- _TASK DETAILS_: How many lines of the records below contain the word "text"? Answer with the number alone.
-- START --
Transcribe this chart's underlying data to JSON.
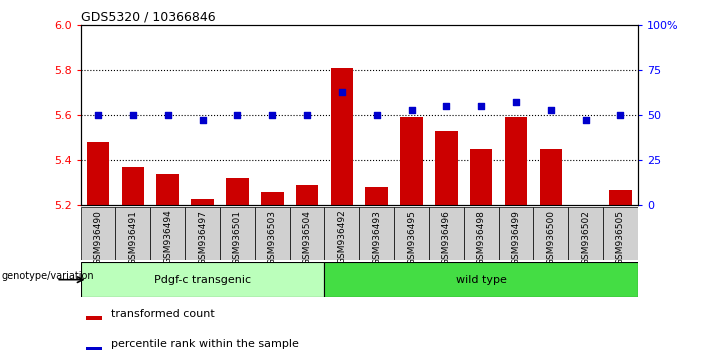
{
  "title": "GDS5320 / 10366846",
  "samples": [
    "GSM936490",
    "GSM936491",
    "GSM936494",
    "GSM936497",
    "GSM936501",
    "GSM936503",
    "GSM936504",
    "GSM936492",
    "GSM936493",
    "GSM936495",
    "GSM936496",
    "GSM936498",
    "GSM936499",
    "GSM936500",
    "GSM936502",
    "GSM936505"
  ],
  "bar_values": [
    5.48,
    5.37,
    5.34,
    5.23,
    5.32,
    5.26,
    5.29,
    5.81,
    5.28,
    5.59,
    5.53,
    5.45,
    5.59,
    5.45,
    5.2,
    5.27
  ],
  "dot_values": [
    50,
    50,
    50,
    47,
    50,
    50,
    50,
    63,
    50,
    53,
    55,
    55,
    57,
    53,
    47,
    50
  ],
  "bar_color": "#cc0000",
  "dot_color": "#0000cc",
  "ylim_left": [
    5.2,
    6.0
  ],
  "ylim_right": [
    0,
    100
  ],
  "yticks_left": [
    5.2,
    5.4,
    5.6,
    5.8,
    6.0
  ],
  "yticks_right": [
    0,
    25,
    50,
    75,
    100
  ],
  "yticklabels_right": [
    "0",
    "25",
    "50",
    "75",
    "100%"
  ],
  "group1_label": "Pdgf-c transgenic",
  "group2_label": "wild type",
  "group1_count": 7,
  "group2_count": 9,
  "group1_color": "#bbffbb",
  "group2_color": "#44dd44",
  "genotype_label": "genotype/variation",
  "legend_bar": "transformed count",
  "legend_dot": "percentile rank within the sample",
  "hlines": [
    5.4,
    5.6,
    5.8
  ],
  "bar_width": 0.65,
  "tick_area_color": "#d0d0d0"
}
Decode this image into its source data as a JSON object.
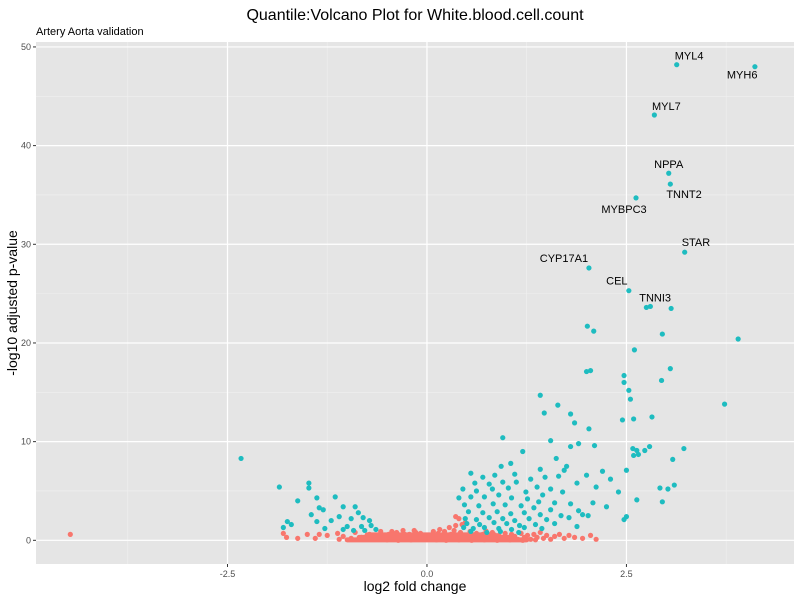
{
  "chart_data": {
    "type": "scatter",
    "title": "Quantile:Volcano Plot for White.blood.cell.count",
    "subtitle": "Artery Aorta validation",
    "xlabel": "log2 fold change",
    "ylabel": "-log10 adjusted p-value",
    "xlim": [
      -4.9,
      4.6
    ],
    "ylim": [
      -2.4,
      50.5
    ],
    "x_ticks": [
      {
        "value": -2.5,
        "label": "-2.5"
      },
      {
        "value": 0,
        "label": "0.0"
      },
      {
        "value": 2.5,
        "label": "2.5"
      }
    ],
    "y_ticks": [
      {
        "value": 0,
        "label": "0"
      },
      {
        "value": 10,
        "label": "10"
      },
      {
        "value": 20,
        "label": "20"
      },
      {
        "value": 30,
        "label": "30"
      },
      {
        "value": 40,
        "label": "40"
      },
      {
        "value": 50,
        "label": "50"
      }
    ],
    "grid": true,
    "colors": {
      "significant": "#1ebcc0",
      "not_significant": "#f8766d",
      "panel_bg": "#e5e5e5",
      "grid_major": "#ffffff",
      "grid_minor": "#f0f0f0"
    },
    "labels": [
      {
        "text": "MYL4",
        "x": 3.13,
        "y": 48.2
      },
      {
        "text": "MYH6",
        "x": 4.11,
        "y": 48.0
      },
      {
        "text": "MYL7",
        "x": 2.85,
        "y": 43.1
      },
      {
        "text": "NPPA",
        "x": 3.03,
        "y": 37.2
      },
      {
        "text": "TNNT2",
        "x": 3.05,
        "y": 36.1
      },
      {
        "text": "MYBPC3",
        "x": 2.62,
        "y": 34.7
      },
      {
        "text": "STAR",
        "x": 3.23,
        "y": 29.2
      },
      {
        "text": "CYP17A1",
        "x": 2.03,
        "y": 27.6
      },
      {
        "text": "CEL",
        "x": 2.53,
        "y": 25.3
      },
      {
        "text": "TNNI3",
        "x": 3.06,
        "y": 23.5
      }
    ],
    "series": [
      {
        "significant": true,
        "points": [
          [
            3.13,
            48.2
          ],
          [
            4.11,
            48.0
          ],
          [
            2.85,
            43.1
          ],
          [
            3.03,
            37.2
          ],
          [
            3.05,
            36.1
          ],
          [
            2.62,
            34.7
          ],
          [
            3.23,
            29.2
          ],
          [
            2.03,
            27.6
          ],
          [
            2.53,
            25.3
          ],
          [
            3.06,
            23.5
          ],
          [
            2.75,
            23.6
          ],
          [
            2.8,
            23.7
          ],
          [
            3.9,
            20.4
          ],
          [
            2.01,
            21.7
          ],
          [
            2.09,
            21.2
          ],
          [
            2.95,
            20.9
          ],
          [
            2.6,
            19.3
          ],
          [
            3.05,
            17.4
          ],
          [
            2.05,
            17.2
          ],
          [
            2.0,
            17.1
          ],
          [
            2.47,
            16.7
          ],
          [
            2.94,
            16.2
          ],
          [
            2.47,
            16.0
          ],
          [
            2.53,
            15.2
          ],
          [
            2.55,
            14.3
          ],
          [
            1.42,
            14.7
          ],
          [
            1.64,
            13.7
          ],
          [
            3.73,
            13.8
          ],
          [
            1.47,
            12.9
          ],
          [
            1.8,
            12.8
          ],
          [
            2.82,
            12.5
          ],
          [
            2.45,
            12.2
          ],
          [
            2.59,
            12.3
          ],
          [
            1.85,
            11.9
          ],
          [
            2.03,
            11.3
          ],
          [
            0.95,
            10.4
          ],
          [
            1.55,
            10.1
          ],
          [
            1.9,
            9.8
          ],
          [
            2.1,
            9.6
          ],
          [
            2.58,
            9.3
          ],
          [
            2.73,
            9.1
          ],
          [
            2.63,
            9.1
          ],
          [
            3.22,
            9.3
          ],
          [
            2.59,
            8.6
          ],
          [
            2.65,
            8.7
          ],
          [
            3.08,
            8.2
          ],
          [
            2.79,
            9.5
          ],
          [
            1.8,
            9.5
          ],
          [
            1.2,
            9.0
          ],
          [
            1.62,
            8.3
          ],
          [
            0.93,
            7.5
          ],
          [
            1.05,
            7.8
          ],
          [
            1.42,
            7.2
          ],
          [
            1.72,
            7.1
          ],
          [
            1.75,
            7.5
          ],
          [
            2.2,
            7.0
          ],
          [
            2.5,
            7.1
          ],
          [
            -2.33,
            8.3
          ],
          [
            0.55,
            6.8
          ],
          [
            0.7,
            6.4
          ],
          [
            0.85,
            6.6
          ],
          [
            1.1,
            6.7
          ],
          [
            1.3,
            6.2
          ],
          [
            1.48,
            6.4
          ],
          [
            1.65,
            6.5
          ],
          [
            2.0,
            6.6
          ],
          [
            2.3,
            6.2
          ],
          [
            0.6,
            5.8
          ],
          [
            0.78,
            5.7
          ],
          [
            0.95,
            5.9
          ],
          [
            1.12,
            5.9
          ],
          [
            1.38,
            5.4
          ],
          [
            1.55,
            5.2
          ],
          [
            1.88,
            5.8
          ],
          [
            2.12,
            5.4
          ],
          [
            2.92,
            5.3
          ],
          [
            3.02,
            5.2
          ],
          [
            3.1,
            5.6
          ],
          [
            0.45,
            5.2
          ],
          [
            0.62,
            5.0
          ],
          [
            0.82,
            5.2
          ],
          [
            1.02,
            5.3
          ],
          [
            1.24,
            4.9
          ],
          [
            1.45,
            4.6
          ],
          [
            1.7,
            4.9
          ],
          [
            2.4,
            4.9
          ],
          [
            2.63,
            4.1
          ],
          [
            2.95,
            3.9
          ],
          [
            0.4,
            4.3
          ],
          [
            0.55,
            4.4
          ],
          [
            0.72,
            4.4
          ],
          [
            0.9,
            4.6
          ],
          [
            1.06,
            4.3
          ],
          [
            1.26,
            4.2
          ],
          [
            1.4,
            3.9
          ],
          [
            1.6,
            3.8
          ],
          [
            1.8,
            3.7
          ],
          [
            2.08,
            3.8
          ],
          [
            0.47,
            3.6
          ],
          [
            0.65,
            3.5
          ],
          [
            0.83,
            3.7
          ],
          [
            0.98,
            3.6
          ],
          [
            1.18,
            3.5
          ],
          [
            1.34,
            3.3
          ],
          [
            1.55,
            3.1
          ],
          [
            1.9,
            3.0
          ],
          [
            2.25,
            3.4
          ],
          [
            0.52,
            2.9
          ],
          [
            0.7,
            2.8
          ],
          [
            0.88,
            2.9
          ],
          [
            1.05,
            2.7
          ],
          [
            1.22,
            2.8
          ],
          [
            1.42,
            2.6
          ],
          [
            1.68,
            2.5
          ],
          [
            1.95,
            2.6
          ],
          [
            2.47,
            2.1
          ],
          [
            2.5,
            2.4
          ],
          [
            0.48,
            2.2
          ],
          [
            0.62,
            2.1
          ],
          [
            0.78,
            2.3
          ],
          [
            0.95,
            2.2
          ],
          [
            1.1,
            2.0
          ],
          [
            1.28,
            2.2
          ],
          [
            1.5,
            2.1
          ],
          [
            1.78,
            2.3
          ],
          [
            2.02,
            2.5
          ],
          [
            0.5,
            1.7
          ],
          [
            0.66,
            1.6
          ],
          [
            0.84,
            1.8
          ],
          [
            1.0,
            1.7
          ],
          [
            1.16,
            1.5
          ],
          [
            1.36,
            1.6
          ],
          [
            1.6,
            1.7
          ],
          [
            1.88,
            1.4
          ],
          [
            0.46,
            1.3
          ],
          [
            0.58,
            1.2
          ],
          [
            0.72,
            1.3
          ],
          [
            0.9,
            1.2
          ],
          [
            1.06,
            1.1
          ],
          [
            1.22,
            1.3
          ],
          [
            1.44,
            1.2
          ],
          [
            0.55,
            0.9
          ],
          [
            0.75,
            0.8
          ],
          [
            0.92,
            0.9
          ],
          [
            1.15,
            0.8
          ],
          [
            -1.48,
            5.8
          ],
          [
            -1.48,
            5.3
          ],
          [
            -1.85,
            5.4
          ],
          [
            -1.15,
            4.4
          ],
          [
            -1.38,
            4.3
          ],
          [
            -1.62,
            4.0
          ],
          [
            -1.35,
            3.3
          ],
          [
            -1.05,
            3.4
          ],
          [
            -0.9,
            3.4
          ],
          [
            -0.86,
            2.8
          ],
          [
            -1.3,
            3.1
          ],
          [
            -1.45,
            2.6
          ],
          [
            -1.1,
            2.4
          ],
          [
            -0.95,
            2.2
          ],
          [
            -0.8,
            2.3
          ],
          [
            -0.72,
            2.0
          ],
          [
            -1.2,
            2.0
          ],
          [
            -1.38,
            1.9
          ],
          [
            -0.7,
            1.5
          ],
          [
            -0.82,
            1.4
          ],
          [
            -1.0,
            1.4
          ],
          [
            -1.28,
            1.2
          ],
          [
            -0.64,
            1.1
          ],
          [
            -0.78,
            1.0
          ],
          [
            -0.92,
            1.0
          ],
          [
            -1.05,
            1.1
          ],
          [
            -1.7,
            1.6
          ],
          [
            -1.75,
            1.9
          ],
          [
            -1.8,
            1.3
          ]
        ]
      },
      {
        "significant": false,
        "points": [
          [
            -4.47,
            0.6
          ],
          [
            -1.8,
            0.7
          ],
          [
            -1.76,
            0.3
          ],
          [
            -1.35,
            0.6
          ],
          [
            -1.4,
            0.2
          ],
          [
            -1.12,
            0.7
          ],
          [
            -1.05,
            0.4
          ],
          [
            -0.9,
            0.8
          ],
          [
            -0.82,
            0.3
          ],
          [
            -0.72,
            0.6
          ],
          [
            -0.65,
            0.2
          ],
          [
            -0.58,
            0.9
          ],
          [
            -0.55,
            0.4
          ],
          [
            -0.48,
            0.6
          ],
          [
            -0.42,
            0.2
          ],
          [
            -0.38,
            0.8
          ],
          [
            -0.34,
            0.4
          ],
          [
            -0.3,
            1.0
          ],
          [
            -0.26,
            0.2
          ],
          [
            -0.22,
            0.6
          ],
          [
            -0.18,
            0.3
          ],
          [
            -0.14,
            0.8
          ],
          [
            -0.1,
            0.2
          ],
          [
            -0.06,
            0.5
          ],
          [
            -0.03,
            0.1
          ],
          [
            0.0,
            0.3
          ],
          [
            -0.62,
            0.1
          ],
          [
            -0.44,
            0.9
          ],
          [
            -0.28,
            0.6
          ],
          [
            -0.16,
            1.0
          ],
          [
            -0.08,
            0.7
          ],
          [
            -0.5,
            0.05
          ],
          [
            -0.36,
            0.0
          ],
          [
            -0.2,
            0.05
          ],
          [
            -0.7,
            0.1
          ],
          [
            -0.95,
            0.2
          ],
          [
            -1.1,
            0.1
          ],
          [
            -1.25,
            0.5
          ],
          [
            -1.5,
            0.6
          ],
          [
            -1.62,
            0.2
          ],
          [
            0.03,
            0.2
          ],
          [
            0.06,
            0.5
          ],
          [
            0.1,
            0.3
          ],
          [
            0.14,
            0.7
          ],
          [
            0.18,
            0.4
          ],
          [
            0.22,
            0.9
          ],
          [
            0.26,
            0.2
          ],
          [
            0.3,
            0.6
          ],
          [
            0.34,
            1.0
          ],
          [
            0.38,
            0.4
          ],
          [
            0.42,
            0.8
          ],
          [
            0.46,
            0.1
          ],
          [
            0.5,
            0.5
          ],
          [
            0.54,
            0.9
          ],
          [
            0.58,
            0.3
          ],
          [
            0.62,
            0.7
          ],
          [
            0.66,
            0.2
          ],
          [
            0.7,
            0.6
          ],
          [
            0.74,
            0.95
          ],
          [
            0.78,
            0.4
          ],
          [
            0.82,
            0.8
          ],
          [
            0.86,
            0.1
          ],
          [
            0.9,
            0.5
          ],
          [
            0.94,
            0.3
          ],
          [
            0.98,
            0.7
          ],
          [
            1.02,
            0.2
          ],
          [
            1.06,
            0.6
          ],
          [
            1.1,
            0.4
          ],
          [
            1.14,
            0.1
          ],
          [
            1.18,
            0.7
          ],
          [
            1.22,
            0.3
          ],
          [
            1.26,
            0.5
          ],
          [
            1.3,
            0.1
          ],
          [
            1.34,
            0.6
          ],
          [
            1.38,
            0.3
          ],
          [
            1.42,
            0.8
          ],
          [
            1.46,
            0.2
          ],
          [
            1.5,
            0.5
          ],
          [
            1.55,
            0.1
          ],
          [
            1.6,
            0.4
          ],
          [
            1.66,
            0.6
          ],
          [
            1.72,
            0.2
          ],
          [
            1.78,
            0.5
          ],
          [
            1.85,
            0.3
          ],
          [
            1.95,
            0.2
          ],
          [
            2.05,
            0.5
          ],
          [
            2.12,
            0.1
          ],
          [
            0.08,
            0.9
          ],
          [
            0.16,
            1.1
          ],
          [
            0.28,
            1.3
          ],
          [
            0.36,
            1.5
          ],
          [
            0.44,
            1.6
          ],
          [
            0.48,
            1.8
          ],
          [
            0.4,
            2.2
          ],
          [
            0.36,
            2.4
          ],
          [
            0.12,
            0.05
          ],
          [
            0.24,
            0.0
          ],
          [
            0.4,
            0.05
          ],
          [
            0.56,
            0.0
          ],
          [
            0.72,
            0.05
          ],
          [
            0.88,
            0.0
          ],
          [
            1.04,
            0.05
          ],
          [
            1.2,
            0.0
          ],
          [
            1.36,
            0.05
          ]
        ]
      }
    ]
  }
}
-- END --
- _TASK SOLUTION_: 10